Deine Aufgabe A:
Welche Gruppen von Opfern bewaffneter Konflikte zählt der Artikel über das humanitäre Völkerrecht in dem Satz auf, der mit „Sein Ziel“ beginnt?
Deine Aufgabe B:
Setze den Artikel über das humanitäre Völkerrecht im Anschluss an den Satz über die Terrorgruppe El Kaida fort.

Gezeigter Textauszug:
Das Völkerrecht ist in vier verschiedenen Genfer Abkommen verankert. Sein Ziel: Die Leiden der Opfer bewaffneter Konflikte zu lindern, ganz gleich ob es sich um verwundete Soldaten, Kriegsgefangene oder Zivilisten handelt.

Verhandlungen zur Durchsetzung

Auch bei Gesetzestexten ist Papier geduldig, und humanes Handeln ist nicht die erste Sorge von Kriegsparteien. Darüber macht sich auch Andreas von Block-Schlesier, der im Fachausschuss für humanitäres Völkerrecht des Deutschen Rotes Kreuzes sitzt, keine Illusionen. Aber trotzdem sei das humanitäre Völkerrecht weder überflüssig noch wirkungslos. Vor allem die Deutschen hätten nach dem Zweiten Weltkrieg davon profitiert. Soviele seien es gewesen, "dass sie ein Beispiel für die Richtigkeit dieser Vorschriften sind".

Flüchtlinge in Sarajewo
Wo Krieg ist, ist das Rote Kreuz nicht weit: 1995 in SarajewoBild: AP

In diesen Vorschriften steht unter anderem, dass Verwundete nicht getötet und Kriegsgefangene nicht misshandelt werden dürfen. Der Irak und die USA haben sich beide - wie viele andere - zur Einhaltung der Genfer Konventionen verpflichtet. Wirklich dazu zwingen kann sie allerdings keiner, auch wenn sich die Sanktionsmöglichkeiten durch die Einrichtung des Internationalen Gerichtshofes in Den Haag verbessert haben. Das Rote Kreuz setzt vor allem auf Verhandlungen mit den Konfliktparteien. "Nach den Erfahrungen ist der Erfolg bei nicht-öffentlichen Gesprächen größer", sagt von Block-Schlesier.

Evolution des Krieges

Auf die Probe gestellt werden die Regeln des humanitären Völkerrechts zum einen durch die Evolution des Krieges. Haben sich früher zwei oder mehr Staaten formal den Krieg erklärt, so sind die Konfliktparteien heute nicht immer greifbar und damit für das Rote Kreuz auch schwer anzusprechen. Bestes Beispiel hierfür ist die Terrorgruppe El Kaida.

Bereitgestellte Daten:
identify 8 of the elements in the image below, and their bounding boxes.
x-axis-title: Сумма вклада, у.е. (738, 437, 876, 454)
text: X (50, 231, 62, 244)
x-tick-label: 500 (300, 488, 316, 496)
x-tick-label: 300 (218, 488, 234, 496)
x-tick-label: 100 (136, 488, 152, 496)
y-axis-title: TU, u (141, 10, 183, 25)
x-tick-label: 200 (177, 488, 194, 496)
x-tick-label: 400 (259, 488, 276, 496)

Deine Antwort A:
- verwundete Soldaten
- Kriegsgefangene
- Zivilisten

Deine Antwort B:
Zum anderen verändert die Entwicklung neuer, wirkungsvoller Waffen die Situation. Handfeuerwaffen beispielsweise töten inzwischen auch dann, wenn nur Arme oder Beine getroffen werden. Nach Ansicht des Roten Kreuzes ist das völkerrechtswidrig, "weil unnötig". "Der Gegner", so von Block-Schlesier, "soll nach den Kriegsrechtsvorstellungen wehrlos gemacht, aber nicht umgebracht werden". Unter diesem Gesichtspunkt sei eine Veränderung des Völkerrechts notwendig.

Munition
Tödliches High-Tech: Munition für HandfeuerwaffenBild: AP

Öffentlichkeit für Völkerrecht

Das Internationale Rote Kreuz sieht sich in Kriegen und Konflikten als unparteiischer, unabhängiger Wächter des humanitären Völkerrechts. Dazu gehört der Besuch von Kriegsgefangenenlagern, die Versorgung Kranker und Verwundeter sowie die Familienzusammenführung. Auch im Irak gibt es eine Gesellschaft des Roten Halbmondes, die für diese Ziele arbeitet. Dazu gehört auch, das humanitäre Völkerrecht bekannt zu machen - unter anderem in den Streitkräften. Für von Block-Schlesier ein "wesentlicher Punkt". Nach seiner Ansicht gehört es "im Grunde genommen sogar in die Schulen und Universitäten. Aber wenn es nirgendwo knallt, interessiert sich niemand dafür".